** Start RECORDS PROVIDED **

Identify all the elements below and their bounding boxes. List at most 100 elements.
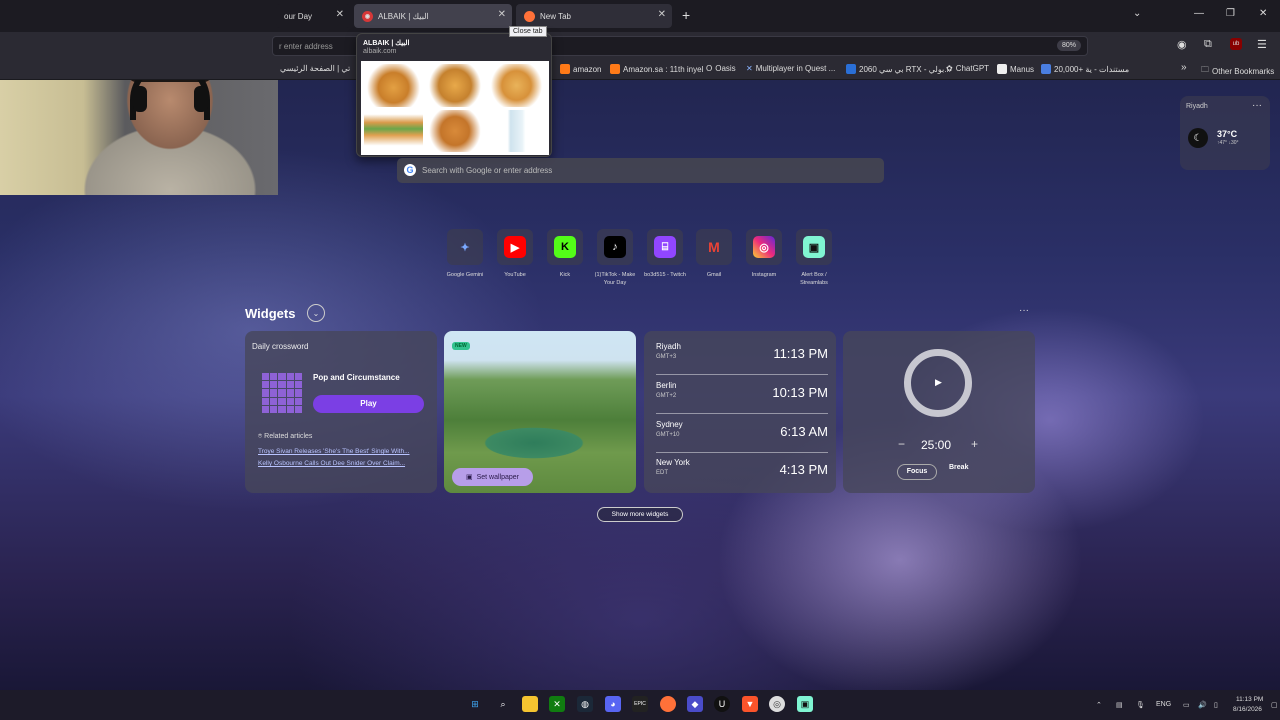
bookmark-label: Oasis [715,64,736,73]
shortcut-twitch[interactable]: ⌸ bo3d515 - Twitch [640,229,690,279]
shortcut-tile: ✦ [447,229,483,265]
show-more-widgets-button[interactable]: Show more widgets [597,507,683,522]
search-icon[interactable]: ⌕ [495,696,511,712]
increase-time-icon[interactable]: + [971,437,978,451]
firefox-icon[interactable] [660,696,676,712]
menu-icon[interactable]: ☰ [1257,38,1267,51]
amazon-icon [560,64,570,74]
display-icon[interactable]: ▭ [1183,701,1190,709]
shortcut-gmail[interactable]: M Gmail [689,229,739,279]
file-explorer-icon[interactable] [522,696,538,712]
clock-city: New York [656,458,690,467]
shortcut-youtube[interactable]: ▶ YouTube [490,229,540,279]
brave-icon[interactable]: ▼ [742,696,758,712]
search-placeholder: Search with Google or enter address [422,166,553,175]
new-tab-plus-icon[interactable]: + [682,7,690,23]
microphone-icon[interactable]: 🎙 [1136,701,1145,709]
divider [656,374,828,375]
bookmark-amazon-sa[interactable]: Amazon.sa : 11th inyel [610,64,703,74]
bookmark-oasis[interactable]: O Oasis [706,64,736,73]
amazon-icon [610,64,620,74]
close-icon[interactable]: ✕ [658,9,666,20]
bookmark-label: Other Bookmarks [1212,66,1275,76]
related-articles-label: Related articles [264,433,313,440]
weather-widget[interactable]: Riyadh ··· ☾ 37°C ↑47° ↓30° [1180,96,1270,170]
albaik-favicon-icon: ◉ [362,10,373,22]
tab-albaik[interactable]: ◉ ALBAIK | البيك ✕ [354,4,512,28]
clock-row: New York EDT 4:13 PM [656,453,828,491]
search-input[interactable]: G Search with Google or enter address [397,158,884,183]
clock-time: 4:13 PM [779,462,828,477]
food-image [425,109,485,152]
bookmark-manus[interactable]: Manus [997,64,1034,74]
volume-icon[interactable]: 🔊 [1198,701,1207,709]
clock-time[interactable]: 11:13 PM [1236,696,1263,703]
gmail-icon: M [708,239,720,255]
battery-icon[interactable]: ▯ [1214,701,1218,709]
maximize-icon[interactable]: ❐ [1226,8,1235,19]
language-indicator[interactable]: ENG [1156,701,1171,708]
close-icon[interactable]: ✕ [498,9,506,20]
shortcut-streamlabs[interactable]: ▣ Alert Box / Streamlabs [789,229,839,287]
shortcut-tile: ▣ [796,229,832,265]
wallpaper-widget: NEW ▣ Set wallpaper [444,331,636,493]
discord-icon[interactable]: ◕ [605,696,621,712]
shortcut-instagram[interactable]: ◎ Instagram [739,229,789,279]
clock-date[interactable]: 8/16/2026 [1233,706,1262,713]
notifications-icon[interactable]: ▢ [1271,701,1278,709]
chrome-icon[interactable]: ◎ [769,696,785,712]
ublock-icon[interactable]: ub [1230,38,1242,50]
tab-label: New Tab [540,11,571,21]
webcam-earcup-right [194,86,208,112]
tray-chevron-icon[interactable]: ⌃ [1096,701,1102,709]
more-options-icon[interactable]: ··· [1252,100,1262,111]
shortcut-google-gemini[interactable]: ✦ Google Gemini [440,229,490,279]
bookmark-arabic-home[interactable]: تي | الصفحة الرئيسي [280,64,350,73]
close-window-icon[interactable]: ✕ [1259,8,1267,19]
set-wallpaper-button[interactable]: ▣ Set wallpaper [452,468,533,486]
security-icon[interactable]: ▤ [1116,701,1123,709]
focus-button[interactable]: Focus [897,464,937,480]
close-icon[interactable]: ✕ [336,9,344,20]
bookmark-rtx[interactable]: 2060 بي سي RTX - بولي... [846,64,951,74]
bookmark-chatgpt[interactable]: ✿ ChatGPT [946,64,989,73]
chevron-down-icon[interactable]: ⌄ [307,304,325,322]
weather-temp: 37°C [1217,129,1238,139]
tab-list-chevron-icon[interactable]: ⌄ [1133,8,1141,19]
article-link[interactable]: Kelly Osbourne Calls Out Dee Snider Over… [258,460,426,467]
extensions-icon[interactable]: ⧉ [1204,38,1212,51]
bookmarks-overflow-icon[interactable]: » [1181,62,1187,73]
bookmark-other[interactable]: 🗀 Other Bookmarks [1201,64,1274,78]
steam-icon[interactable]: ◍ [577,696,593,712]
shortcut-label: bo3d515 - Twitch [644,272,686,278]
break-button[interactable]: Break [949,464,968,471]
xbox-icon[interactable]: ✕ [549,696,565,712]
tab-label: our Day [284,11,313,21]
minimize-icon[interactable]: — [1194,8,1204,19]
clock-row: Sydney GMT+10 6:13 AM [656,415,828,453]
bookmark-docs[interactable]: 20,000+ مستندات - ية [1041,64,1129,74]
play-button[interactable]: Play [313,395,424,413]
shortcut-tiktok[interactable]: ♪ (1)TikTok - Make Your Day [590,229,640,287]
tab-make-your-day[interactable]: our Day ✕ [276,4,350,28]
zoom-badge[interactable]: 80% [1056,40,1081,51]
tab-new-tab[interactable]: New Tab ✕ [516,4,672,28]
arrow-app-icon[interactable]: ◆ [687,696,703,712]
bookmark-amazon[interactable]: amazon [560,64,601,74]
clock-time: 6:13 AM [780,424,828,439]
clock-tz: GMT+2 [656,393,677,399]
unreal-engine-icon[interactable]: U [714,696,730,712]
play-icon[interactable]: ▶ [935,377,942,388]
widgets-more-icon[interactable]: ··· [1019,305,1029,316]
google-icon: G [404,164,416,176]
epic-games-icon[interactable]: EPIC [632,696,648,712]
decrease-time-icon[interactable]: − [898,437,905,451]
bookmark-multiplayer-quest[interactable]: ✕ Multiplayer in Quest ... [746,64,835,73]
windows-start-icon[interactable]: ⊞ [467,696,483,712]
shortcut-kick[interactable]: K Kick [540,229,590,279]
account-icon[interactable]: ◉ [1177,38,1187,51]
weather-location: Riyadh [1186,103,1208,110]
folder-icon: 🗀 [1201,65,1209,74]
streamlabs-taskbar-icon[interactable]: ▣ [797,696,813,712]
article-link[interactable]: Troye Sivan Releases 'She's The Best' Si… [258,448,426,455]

** End RECORDS PROVIDED **
** Start RECORDS PROVIDED **

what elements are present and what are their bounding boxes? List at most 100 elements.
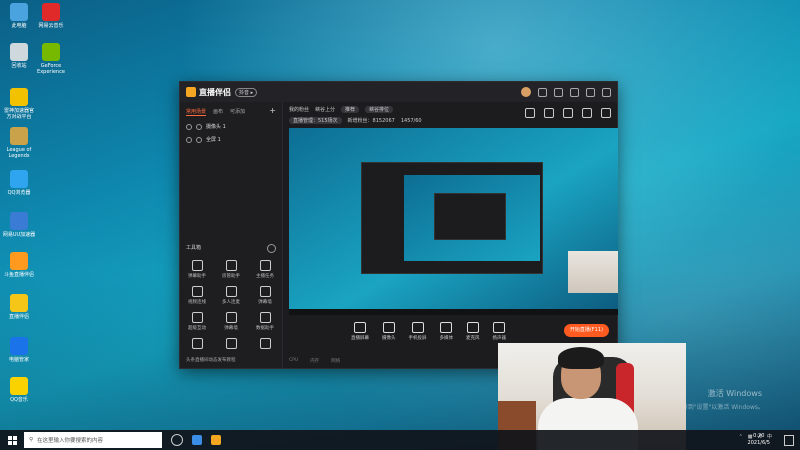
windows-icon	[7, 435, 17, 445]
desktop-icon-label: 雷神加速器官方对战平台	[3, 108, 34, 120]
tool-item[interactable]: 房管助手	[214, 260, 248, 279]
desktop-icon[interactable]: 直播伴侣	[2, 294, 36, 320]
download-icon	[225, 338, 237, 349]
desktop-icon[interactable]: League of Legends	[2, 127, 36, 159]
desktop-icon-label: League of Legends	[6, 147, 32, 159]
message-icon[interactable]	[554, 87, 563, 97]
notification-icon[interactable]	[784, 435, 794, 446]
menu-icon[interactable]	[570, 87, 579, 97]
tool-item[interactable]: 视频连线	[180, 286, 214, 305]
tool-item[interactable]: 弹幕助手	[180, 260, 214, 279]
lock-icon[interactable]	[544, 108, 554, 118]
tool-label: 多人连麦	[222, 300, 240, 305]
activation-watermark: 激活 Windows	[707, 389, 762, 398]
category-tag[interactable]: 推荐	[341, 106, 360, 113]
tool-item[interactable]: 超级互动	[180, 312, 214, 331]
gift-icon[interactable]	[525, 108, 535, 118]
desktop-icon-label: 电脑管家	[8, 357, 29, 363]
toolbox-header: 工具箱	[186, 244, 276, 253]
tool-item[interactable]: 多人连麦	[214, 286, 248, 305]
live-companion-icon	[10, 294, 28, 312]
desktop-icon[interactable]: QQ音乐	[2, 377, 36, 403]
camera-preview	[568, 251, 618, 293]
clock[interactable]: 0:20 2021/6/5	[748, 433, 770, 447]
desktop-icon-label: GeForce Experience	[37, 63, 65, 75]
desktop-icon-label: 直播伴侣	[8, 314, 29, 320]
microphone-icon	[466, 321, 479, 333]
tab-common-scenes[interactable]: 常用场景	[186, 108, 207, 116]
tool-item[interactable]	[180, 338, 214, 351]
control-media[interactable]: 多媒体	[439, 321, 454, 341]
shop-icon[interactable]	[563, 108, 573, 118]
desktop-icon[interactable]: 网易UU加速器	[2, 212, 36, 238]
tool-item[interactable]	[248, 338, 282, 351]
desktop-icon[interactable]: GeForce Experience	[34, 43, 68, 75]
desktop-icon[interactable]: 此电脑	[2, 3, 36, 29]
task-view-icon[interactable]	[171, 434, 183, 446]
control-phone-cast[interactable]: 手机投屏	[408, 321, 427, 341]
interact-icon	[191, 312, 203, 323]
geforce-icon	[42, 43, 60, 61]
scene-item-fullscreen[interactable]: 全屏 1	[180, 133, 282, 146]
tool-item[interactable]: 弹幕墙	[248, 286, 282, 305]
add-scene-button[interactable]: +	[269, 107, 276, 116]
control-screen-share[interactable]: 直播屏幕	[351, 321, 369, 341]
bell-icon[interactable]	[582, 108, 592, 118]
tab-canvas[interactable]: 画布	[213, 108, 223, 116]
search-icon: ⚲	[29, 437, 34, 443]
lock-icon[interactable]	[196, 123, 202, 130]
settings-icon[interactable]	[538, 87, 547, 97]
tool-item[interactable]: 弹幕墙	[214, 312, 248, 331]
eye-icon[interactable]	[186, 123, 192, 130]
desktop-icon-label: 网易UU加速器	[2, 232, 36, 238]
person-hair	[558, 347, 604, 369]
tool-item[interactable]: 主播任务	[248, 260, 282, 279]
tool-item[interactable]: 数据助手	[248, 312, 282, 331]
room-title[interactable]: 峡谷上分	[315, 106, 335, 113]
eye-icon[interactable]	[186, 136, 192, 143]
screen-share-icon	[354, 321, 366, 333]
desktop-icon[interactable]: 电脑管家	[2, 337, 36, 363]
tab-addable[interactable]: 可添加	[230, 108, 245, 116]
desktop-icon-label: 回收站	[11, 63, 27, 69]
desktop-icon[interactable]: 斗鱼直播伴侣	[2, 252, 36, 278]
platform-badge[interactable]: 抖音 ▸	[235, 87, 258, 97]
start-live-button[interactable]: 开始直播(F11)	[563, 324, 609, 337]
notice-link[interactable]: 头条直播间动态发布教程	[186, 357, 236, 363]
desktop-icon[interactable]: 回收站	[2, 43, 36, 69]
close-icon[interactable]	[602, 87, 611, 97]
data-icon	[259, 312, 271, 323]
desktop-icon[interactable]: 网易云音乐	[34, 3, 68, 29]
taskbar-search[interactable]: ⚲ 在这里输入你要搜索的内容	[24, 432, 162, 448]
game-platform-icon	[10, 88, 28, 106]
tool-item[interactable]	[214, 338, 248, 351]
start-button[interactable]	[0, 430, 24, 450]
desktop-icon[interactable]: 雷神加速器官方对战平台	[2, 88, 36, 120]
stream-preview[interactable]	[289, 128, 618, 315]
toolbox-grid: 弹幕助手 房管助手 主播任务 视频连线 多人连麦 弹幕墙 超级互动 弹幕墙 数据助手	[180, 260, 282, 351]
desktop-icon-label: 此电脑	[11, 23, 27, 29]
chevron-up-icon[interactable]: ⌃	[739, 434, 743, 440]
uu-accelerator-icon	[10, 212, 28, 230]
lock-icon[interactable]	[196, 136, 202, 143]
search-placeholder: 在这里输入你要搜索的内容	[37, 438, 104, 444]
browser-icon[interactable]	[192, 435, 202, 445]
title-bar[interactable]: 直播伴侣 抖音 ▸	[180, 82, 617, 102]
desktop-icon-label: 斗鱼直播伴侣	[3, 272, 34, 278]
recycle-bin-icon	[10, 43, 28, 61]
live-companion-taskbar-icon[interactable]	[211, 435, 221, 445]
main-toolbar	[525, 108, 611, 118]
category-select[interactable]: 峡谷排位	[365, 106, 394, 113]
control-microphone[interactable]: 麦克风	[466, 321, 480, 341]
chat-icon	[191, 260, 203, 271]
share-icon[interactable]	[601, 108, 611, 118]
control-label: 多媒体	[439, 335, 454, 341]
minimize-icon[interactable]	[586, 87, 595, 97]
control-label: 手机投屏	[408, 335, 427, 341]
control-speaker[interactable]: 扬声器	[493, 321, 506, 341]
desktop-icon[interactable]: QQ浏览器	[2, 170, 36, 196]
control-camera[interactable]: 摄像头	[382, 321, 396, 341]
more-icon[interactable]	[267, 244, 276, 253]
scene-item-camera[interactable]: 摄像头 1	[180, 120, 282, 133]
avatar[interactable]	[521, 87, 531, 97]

** End RECORDS PROVIDED **

▶ [STATED EXERCISE] Copy the part of the items that opens with the line containing "bookmark-label: Oasis [715,64,736,73]" and closes with the line containing "search-icon[interactable]: ⌕ [495,696,511,712]", swapping "Oasis" for "Mirage" and leaving everything else unchanged.

▶ [EXERCISE RESPONSE]
bookmark-label: Mirage [715,64,736,73]
shortcut-twitch[interactable]: ⌸ bo3d515 - Twitch [640,229,690,279]
shortcut-tile: ✦ [447,229,483,265]
show-more-widgets-button[interactable]: Show more widgets [597,507,683,522]
search-icon[interactable]: ⌕ [495,696,511,712]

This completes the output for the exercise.